Excerpted data
-*-
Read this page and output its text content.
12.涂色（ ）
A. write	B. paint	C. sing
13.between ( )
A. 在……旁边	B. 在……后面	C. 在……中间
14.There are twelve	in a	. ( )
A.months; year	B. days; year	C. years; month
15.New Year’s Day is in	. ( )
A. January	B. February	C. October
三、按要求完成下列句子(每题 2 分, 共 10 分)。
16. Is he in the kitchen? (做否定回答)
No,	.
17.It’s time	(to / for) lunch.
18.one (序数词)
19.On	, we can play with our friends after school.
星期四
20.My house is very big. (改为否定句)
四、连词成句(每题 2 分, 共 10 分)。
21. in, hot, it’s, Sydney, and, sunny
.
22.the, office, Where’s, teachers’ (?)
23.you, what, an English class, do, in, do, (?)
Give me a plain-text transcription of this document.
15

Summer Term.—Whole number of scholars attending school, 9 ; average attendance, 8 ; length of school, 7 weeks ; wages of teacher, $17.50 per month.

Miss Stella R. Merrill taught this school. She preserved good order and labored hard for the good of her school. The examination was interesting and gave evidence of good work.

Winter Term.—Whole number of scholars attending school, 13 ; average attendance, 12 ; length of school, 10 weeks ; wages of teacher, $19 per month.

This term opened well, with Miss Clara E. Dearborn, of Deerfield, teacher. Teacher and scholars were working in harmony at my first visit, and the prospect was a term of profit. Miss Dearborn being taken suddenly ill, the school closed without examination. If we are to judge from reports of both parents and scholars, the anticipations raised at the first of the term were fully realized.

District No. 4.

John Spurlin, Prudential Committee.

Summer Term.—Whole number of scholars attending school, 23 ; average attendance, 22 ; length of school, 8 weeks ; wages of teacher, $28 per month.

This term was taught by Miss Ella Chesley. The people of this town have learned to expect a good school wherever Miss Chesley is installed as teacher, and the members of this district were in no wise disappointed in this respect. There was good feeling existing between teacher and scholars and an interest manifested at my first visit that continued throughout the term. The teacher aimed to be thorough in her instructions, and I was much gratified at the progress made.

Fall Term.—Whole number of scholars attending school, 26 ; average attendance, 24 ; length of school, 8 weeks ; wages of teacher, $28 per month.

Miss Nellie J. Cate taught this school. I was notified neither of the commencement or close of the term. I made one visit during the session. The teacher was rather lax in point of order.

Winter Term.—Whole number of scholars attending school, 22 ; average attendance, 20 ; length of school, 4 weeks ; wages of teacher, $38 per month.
-*-
Exercise directions
From the records above, pull out each line that has "made".

Solution for this problem
This term was taught by Miss Ella Chesley. The people of this town have learned to expect a good school wherever Miss Chesley is installed as teacher, and the members of this district were in no wise disappointed in this respect. There was good feeling existing between teacher and scholars and an interest manifested at my first visit that continued throughout the term. The teacher aimed to be thorough in her instructions, and I was much gratified at the progress made.
Miss Nellie J. Cate taught this school. I was notified neither of the commencement or close of the term. I made one visit during the session. The teacher was rather lax in point of order.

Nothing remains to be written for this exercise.